(Records excerpted from a collection)
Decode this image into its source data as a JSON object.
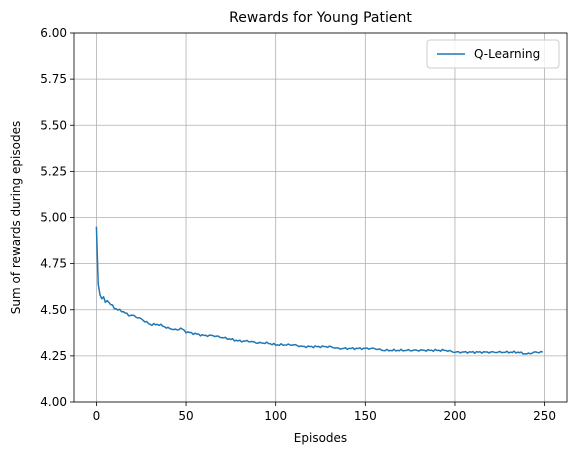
{
  "chart_data": {
    "type": "line",
    "title": "Rewards for Young Patient",
    "xlabel": "Episodes",
    "ylabel": "Sum of rewards during episodes",
    "xlim": [
      -12.5,
      262.5
    ],
    "ylim": [
      4.0,
      6.0
    ],
    "xticks": [
      0,
      50,
      100,
      150,
      200,
      250
    ],
    "yticks": [
      4.0,
      4.25,
      4.5,
      4.75,
      5.0,
      5.25,
      5.5,
      5.75,
      6.0
    ],
    "ytick_decimals": 2,
    "grid": true,
    "legend_position": "top-right",
    "series": [
      {
        "name": "Q-Learning",
        "color": "#1f77b4",
        "x": [
          0,
          1,
          2,
          3,
          4,
          5,
          6,
          8,
          10,
          12,
          15,
          18,
          20,
          25,
          30,
          35,
          40,
          45,
          47,
          50,
          55,
          60,
          65,
          70,
          75,
          80,
          85,
          90,
          95,
          100,
          105,
          110,
          115,
          120,
          125,
          130,
          135,
          140,
          145,
          150,
          155,
          160,
          165,
          170,
          175,
          180,
          185,
          190,
          195,
          200,
          205,
          210,
          215,
          220,
          225,
          230,
          235,
          240,
          245,
          249
        ],
        "y": [
          4.95,
          4.64,
          4.58,
          4.56,
          4.57,
          4.54,
          4.55,
          4.53,
          4.51,
          4.5,
          4.49,
          4.47,
          4.47,
          4.45,
          4.42,
          4.42,
          4.4,
          4.39,
          4.4,
          4.38,
          4.37,
          4.36,
          4.36,
          4.35,
          4.34,
          4.33,
          4.33,
          4.32,
          4.32,
          4.31,
          4.31,
          4.31,
          4.3,
          4.3,
          4.3,
          4.3,
          4.29,
          4.29,
          4.29,
          4.29,
          4.29,
          4.28,
          4.28,
          4.28,
          4.28,
          4.28,
          4.28,
          4.28,
          4.28,
          4.27,
          4.27,
          4.27,
          4.27,
          4.27,
          4.27,
          4.27,
          4.27,
          4.26,
          4.27,
          4.27
        ]
      }
    ]
  }
}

■ STATED EXERCISE:
Apart from the pictures, the entries above are to be repeated in full and exactly.

■ RESULT FOR THIS EXERCISE:
Decode this image into its source data as a JSON object.
{
  "chart_data": {
    "type": "line",
    "title": "Rewards for Young Patient",
    "xlabel": "Episodes",
    "ylabel": "Sum of rewards during episodes",
    "xlim": [
      -12.5,
      262.5
    ],
    "ylim": [
      4.0,
      6.0
    ],
    "xticks": [
      0,
      50,
      100,
      150,
      200,
      250
    ],
    "yticks": [
      4.0,
      4.25,
      4.5,
      4.75,
      5.0,
      5.25,
      5.5,
      5.75,
      6.0
    ],
    "ytick_decimals": 2,
    "grid": true,
    "legend_position": "top-right",
    "series": [
      {
        "name": "Q-Learning",
        "color": "#1f77b4",
        "x": [
          0,
          1,
          2,
          3,
          4,
          5,
          6,
          8,
          10,
          12,
          15,
          18,
          20,
          25,
          30,
          35,
          40,
          45,
          47,
          50,
          55,
          60,
          65,
          70,
          75,
          80,
          85,
          90,
          95,
          100,
          105,
          110,
          115,
          120,
          125,
          130,
          135,
          140,
          145,
          150,
          155,
          160,
          165,
          170,
          175,
          180,
          185,
          190,
          195,
          200,
          205,
          210,
          215,
          220,
          225,
          230,
          235,
          240,
          245,
          249
        ],
        "y": [
          4.95,
          4.64,
          4.58,
          4.56,
          4.57,
          4.54,
          4.55,
          4.53,
          4.51,
          4.5,
          4.49,
          4.47,
          4.47,
          4.45,
          4.42,
          4.42,
          4.4,
          4.39,
          4.4,
          4.38,
          4.37,
          4.36,
          4.36,
          4.35,
          4.34,
          4.33,
          4.33,
          4.32,
          4.32,
          4.31,
          4.31,
          4.31,
          4.3,
          4.3,
          4.3,
          4.3,
          4.29,
          4.29,
          4.29,
          4.29,
          4.29,
          4.28,
          4.28,
          4.28,
          4.28,
          4.28,
          4.28,
          4.28,
          4.28,
          4.27,
          4.27,
          4.27,
          4.27,
          4.27,
          4.27,
          4.27,
          4.27,
          4.26,
          4.27,
          4.27
        ]
      }
    ]
  }
}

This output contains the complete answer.